Written problem:
Every line with the word "structured" in it should be extracted from the data that follows.
↓
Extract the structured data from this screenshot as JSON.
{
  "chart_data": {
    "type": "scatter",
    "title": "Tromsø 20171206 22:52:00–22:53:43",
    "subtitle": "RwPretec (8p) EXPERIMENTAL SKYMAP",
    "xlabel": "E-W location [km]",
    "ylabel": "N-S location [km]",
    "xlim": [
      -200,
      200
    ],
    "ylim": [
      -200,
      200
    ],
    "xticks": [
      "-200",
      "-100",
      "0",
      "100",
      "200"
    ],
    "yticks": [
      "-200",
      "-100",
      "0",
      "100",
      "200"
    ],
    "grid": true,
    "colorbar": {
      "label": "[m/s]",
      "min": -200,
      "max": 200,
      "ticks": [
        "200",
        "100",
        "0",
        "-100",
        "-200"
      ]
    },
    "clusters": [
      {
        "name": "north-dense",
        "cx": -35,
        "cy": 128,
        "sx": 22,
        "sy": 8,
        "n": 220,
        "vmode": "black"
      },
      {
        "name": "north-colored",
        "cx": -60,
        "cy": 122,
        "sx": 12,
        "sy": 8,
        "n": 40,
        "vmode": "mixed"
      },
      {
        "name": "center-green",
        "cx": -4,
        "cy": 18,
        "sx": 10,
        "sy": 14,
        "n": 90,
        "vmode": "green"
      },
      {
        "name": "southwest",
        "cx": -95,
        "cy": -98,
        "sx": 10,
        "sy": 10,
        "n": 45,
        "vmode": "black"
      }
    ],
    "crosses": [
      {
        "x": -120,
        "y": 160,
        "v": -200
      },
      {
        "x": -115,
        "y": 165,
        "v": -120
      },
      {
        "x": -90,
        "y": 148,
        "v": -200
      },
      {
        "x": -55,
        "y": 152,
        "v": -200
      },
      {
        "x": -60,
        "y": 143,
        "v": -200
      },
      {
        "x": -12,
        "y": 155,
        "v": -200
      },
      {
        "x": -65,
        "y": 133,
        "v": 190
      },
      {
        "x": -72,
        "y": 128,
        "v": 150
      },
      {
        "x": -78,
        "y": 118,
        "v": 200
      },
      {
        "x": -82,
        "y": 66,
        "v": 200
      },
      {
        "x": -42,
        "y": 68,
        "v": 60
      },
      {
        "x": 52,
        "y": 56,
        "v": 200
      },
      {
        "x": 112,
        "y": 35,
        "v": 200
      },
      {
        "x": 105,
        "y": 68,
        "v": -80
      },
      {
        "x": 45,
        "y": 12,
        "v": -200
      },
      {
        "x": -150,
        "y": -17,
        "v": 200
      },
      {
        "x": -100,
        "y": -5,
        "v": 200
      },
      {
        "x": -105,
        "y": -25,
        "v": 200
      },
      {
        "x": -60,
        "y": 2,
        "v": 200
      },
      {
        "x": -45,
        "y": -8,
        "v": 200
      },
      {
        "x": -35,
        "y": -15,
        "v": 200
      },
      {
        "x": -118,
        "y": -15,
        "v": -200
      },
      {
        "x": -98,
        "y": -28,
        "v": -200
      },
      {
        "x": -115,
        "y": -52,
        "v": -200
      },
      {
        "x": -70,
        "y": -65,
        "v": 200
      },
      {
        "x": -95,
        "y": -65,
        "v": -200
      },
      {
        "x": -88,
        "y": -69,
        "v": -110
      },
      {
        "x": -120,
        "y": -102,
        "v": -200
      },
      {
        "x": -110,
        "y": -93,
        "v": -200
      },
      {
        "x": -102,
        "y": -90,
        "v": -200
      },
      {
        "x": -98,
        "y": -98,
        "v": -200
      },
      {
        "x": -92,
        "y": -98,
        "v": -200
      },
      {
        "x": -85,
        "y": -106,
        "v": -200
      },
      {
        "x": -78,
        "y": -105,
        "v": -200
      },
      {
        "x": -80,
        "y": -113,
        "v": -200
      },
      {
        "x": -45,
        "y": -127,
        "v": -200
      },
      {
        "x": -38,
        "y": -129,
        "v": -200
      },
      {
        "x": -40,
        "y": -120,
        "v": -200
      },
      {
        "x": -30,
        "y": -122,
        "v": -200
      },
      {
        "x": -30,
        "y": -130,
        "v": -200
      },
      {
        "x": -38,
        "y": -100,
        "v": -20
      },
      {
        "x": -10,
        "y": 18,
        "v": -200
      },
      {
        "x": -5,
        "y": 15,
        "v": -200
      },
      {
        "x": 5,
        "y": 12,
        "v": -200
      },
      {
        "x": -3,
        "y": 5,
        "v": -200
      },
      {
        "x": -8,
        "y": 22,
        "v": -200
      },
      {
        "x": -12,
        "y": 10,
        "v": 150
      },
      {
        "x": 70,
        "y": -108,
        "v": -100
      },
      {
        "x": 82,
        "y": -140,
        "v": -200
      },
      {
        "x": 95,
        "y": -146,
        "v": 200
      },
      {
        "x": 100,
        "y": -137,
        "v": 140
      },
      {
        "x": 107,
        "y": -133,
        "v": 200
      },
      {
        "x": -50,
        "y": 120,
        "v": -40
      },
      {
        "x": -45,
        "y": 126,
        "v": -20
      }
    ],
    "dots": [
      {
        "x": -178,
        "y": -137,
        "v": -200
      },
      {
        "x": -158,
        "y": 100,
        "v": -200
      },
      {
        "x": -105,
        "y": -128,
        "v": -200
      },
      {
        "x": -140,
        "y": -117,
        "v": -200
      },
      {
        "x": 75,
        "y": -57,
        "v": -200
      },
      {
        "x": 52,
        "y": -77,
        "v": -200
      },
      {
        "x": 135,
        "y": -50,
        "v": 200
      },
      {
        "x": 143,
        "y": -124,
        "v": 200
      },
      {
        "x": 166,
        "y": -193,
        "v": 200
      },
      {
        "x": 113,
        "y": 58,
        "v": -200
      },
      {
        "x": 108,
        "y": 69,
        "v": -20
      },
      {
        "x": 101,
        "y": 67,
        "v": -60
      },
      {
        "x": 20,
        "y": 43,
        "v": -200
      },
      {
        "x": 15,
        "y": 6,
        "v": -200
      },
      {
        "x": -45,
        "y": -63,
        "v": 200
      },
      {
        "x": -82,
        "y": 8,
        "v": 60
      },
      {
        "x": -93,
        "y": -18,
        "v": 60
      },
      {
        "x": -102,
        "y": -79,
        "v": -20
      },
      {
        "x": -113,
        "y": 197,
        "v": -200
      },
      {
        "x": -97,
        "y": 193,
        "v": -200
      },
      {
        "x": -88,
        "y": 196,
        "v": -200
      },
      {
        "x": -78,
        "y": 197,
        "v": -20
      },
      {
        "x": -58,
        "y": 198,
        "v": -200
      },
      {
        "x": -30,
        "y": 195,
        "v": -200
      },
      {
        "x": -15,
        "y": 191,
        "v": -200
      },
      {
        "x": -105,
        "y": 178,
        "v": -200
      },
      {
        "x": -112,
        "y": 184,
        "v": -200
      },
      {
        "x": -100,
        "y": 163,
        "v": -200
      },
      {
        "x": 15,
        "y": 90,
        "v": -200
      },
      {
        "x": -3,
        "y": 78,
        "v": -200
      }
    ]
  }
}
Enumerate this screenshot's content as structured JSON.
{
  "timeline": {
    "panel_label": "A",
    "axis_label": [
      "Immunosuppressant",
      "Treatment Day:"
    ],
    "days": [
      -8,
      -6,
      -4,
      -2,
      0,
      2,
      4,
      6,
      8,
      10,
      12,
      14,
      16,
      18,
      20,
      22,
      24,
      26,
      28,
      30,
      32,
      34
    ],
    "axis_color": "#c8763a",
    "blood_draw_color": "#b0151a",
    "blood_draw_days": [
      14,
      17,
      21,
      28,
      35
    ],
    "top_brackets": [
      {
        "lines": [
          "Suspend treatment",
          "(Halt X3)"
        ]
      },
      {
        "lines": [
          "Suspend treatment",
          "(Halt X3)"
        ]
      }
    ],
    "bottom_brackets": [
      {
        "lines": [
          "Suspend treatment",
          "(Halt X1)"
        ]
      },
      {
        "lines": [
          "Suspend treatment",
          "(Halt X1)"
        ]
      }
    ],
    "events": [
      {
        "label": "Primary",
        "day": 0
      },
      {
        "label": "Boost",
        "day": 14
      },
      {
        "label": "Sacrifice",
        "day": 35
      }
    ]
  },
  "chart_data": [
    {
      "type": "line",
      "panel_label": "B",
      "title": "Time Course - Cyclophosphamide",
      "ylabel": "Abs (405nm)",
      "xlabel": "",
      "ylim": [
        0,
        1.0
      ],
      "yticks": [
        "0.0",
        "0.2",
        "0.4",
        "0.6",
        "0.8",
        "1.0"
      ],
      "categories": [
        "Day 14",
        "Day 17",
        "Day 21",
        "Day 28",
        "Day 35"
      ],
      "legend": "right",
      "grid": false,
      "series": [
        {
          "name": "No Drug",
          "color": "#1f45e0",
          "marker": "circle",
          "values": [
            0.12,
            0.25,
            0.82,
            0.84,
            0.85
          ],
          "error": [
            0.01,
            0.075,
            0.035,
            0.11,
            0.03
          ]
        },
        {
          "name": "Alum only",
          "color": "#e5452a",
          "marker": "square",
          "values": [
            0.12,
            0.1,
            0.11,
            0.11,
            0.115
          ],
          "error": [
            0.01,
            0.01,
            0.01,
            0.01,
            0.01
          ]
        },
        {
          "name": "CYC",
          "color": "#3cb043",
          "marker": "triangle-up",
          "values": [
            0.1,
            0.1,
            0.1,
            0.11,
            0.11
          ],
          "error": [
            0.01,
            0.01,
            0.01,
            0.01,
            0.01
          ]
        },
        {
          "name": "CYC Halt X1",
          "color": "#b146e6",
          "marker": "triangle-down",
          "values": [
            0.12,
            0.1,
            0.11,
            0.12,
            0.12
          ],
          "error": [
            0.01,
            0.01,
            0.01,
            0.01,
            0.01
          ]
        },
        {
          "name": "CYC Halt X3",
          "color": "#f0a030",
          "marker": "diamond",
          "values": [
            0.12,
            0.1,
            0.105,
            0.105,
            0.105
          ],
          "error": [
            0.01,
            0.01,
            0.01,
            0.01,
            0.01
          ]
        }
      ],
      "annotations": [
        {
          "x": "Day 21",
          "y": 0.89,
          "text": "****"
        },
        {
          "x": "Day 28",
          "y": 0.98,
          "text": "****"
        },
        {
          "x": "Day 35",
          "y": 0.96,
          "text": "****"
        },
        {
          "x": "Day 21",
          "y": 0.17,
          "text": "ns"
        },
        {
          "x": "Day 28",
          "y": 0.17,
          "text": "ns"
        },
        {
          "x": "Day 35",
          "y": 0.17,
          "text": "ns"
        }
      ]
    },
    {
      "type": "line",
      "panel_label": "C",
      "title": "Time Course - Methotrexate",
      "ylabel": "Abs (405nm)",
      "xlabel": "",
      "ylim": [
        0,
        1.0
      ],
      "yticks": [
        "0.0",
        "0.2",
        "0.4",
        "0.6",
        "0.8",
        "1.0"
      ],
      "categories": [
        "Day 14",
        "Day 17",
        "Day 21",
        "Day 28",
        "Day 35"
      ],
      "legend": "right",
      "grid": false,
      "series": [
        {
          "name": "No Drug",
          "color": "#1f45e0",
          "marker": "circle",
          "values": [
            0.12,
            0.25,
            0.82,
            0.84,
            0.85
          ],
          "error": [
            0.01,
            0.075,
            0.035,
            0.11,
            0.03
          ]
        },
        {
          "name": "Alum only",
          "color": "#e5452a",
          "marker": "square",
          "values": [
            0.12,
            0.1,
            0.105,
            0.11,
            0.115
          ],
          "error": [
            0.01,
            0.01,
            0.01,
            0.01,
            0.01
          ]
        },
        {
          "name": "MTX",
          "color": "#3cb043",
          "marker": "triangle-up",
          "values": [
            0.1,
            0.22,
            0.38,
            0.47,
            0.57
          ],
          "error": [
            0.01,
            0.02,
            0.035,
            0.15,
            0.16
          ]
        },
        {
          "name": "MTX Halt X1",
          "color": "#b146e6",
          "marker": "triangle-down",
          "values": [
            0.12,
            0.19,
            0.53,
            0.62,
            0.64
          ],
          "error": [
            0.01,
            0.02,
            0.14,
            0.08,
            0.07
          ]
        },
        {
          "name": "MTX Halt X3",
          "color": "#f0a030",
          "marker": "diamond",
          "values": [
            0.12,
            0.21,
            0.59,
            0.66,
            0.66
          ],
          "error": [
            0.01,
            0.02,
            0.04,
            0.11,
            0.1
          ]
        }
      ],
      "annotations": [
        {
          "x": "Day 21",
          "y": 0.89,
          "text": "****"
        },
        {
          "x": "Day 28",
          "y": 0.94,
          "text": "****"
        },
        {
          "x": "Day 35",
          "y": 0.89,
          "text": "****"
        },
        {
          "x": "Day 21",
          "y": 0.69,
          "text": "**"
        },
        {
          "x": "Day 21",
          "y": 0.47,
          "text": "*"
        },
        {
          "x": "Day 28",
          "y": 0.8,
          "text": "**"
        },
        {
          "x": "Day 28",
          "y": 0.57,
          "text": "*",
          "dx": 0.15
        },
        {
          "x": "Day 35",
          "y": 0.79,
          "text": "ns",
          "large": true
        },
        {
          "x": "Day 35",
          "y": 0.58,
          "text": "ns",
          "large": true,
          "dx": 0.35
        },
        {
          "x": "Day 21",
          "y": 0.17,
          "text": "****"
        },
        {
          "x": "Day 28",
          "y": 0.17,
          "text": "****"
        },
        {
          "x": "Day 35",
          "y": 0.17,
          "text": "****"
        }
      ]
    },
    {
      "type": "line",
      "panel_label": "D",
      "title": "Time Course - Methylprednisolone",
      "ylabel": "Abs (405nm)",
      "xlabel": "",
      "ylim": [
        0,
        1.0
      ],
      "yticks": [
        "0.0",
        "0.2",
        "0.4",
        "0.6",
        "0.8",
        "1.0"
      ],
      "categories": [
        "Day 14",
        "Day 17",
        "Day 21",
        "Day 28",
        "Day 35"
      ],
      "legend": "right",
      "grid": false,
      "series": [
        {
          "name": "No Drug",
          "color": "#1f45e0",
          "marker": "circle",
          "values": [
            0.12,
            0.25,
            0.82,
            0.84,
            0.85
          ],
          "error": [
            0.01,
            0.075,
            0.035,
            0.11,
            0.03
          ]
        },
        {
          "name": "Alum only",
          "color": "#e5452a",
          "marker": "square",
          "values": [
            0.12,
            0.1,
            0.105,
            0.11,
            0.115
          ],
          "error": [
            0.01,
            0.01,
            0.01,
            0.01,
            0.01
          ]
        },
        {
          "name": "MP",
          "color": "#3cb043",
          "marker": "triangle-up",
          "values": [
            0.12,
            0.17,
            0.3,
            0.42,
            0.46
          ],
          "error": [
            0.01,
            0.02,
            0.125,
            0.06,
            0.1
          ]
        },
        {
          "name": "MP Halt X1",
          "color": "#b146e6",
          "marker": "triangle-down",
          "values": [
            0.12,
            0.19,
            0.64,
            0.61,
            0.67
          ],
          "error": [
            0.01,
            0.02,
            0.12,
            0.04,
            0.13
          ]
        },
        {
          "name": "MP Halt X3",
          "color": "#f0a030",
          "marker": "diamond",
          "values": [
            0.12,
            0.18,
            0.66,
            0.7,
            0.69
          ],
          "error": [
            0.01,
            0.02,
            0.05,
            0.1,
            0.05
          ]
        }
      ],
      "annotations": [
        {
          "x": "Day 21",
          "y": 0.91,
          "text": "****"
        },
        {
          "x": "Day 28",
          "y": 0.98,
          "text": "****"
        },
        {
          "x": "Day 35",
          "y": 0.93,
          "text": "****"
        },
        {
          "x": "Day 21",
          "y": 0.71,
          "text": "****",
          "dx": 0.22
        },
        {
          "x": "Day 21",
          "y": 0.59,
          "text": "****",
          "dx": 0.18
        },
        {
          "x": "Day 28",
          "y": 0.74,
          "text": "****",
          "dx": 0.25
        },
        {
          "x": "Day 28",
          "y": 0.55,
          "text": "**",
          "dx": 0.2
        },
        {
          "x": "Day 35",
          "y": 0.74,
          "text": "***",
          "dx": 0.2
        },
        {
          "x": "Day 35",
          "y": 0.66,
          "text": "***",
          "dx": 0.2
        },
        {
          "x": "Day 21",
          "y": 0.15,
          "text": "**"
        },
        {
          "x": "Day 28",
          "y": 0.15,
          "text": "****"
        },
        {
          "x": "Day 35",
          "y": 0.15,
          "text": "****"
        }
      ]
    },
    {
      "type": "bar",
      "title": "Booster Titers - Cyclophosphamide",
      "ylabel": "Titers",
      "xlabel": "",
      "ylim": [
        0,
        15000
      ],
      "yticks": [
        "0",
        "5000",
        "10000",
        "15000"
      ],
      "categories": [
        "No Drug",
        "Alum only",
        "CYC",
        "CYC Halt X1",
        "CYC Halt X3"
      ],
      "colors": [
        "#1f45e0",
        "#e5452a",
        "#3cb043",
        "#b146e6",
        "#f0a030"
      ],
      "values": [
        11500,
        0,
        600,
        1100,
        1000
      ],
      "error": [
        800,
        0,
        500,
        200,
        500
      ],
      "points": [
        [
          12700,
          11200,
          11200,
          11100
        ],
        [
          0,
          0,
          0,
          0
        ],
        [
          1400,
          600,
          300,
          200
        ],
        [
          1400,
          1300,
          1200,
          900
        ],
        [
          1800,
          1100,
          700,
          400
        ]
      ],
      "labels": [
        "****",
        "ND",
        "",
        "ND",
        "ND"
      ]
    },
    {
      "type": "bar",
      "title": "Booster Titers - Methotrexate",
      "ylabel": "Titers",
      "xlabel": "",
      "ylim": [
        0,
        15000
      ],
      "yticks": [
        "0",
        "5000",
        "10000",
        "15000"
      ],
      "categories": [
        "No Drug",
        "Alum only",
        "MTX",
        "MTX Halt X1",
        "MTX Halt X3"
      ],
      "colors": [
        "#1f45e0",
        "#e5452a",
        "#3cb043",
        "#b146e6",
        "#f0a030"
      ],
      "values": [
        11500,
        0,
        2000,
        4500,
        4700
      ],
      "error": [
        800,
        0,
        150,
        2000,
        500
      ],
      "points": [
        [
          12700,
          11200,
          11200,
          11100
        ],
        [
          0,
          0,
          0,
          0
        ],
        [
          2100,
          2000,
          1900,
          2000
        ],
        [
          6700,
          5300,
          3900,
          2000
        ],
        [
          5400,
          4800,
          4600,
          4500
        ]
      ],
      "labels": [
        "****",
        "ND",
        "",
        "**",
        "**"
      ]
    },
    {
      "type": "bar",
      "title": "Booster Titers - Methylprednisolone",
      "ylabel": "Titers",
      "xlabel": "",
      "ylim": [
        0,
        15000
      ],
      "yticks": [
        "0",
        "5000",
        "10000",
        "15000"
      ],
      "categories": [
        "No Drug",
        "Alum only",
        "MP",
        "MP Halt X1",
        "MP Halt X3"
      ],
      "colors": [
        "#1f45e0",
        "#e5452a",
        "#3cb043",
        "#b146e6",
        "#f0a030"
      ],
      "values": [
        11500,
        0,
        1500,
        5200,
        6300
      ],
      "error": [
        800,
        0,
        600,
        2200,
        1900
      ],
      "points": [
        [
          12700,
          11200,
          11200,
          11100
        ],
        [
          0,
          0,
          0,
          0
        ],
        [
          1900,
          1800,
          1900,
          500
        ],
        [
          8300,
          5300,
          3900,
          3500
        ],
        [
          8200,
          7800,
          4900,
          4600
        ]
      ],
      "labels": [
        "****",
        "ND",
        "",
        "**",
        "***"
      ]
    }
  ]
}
↑
Completed exercise:
Extract the structured data from this screenshot as JSON.
Enumerate this screenshot's content as structured JSON.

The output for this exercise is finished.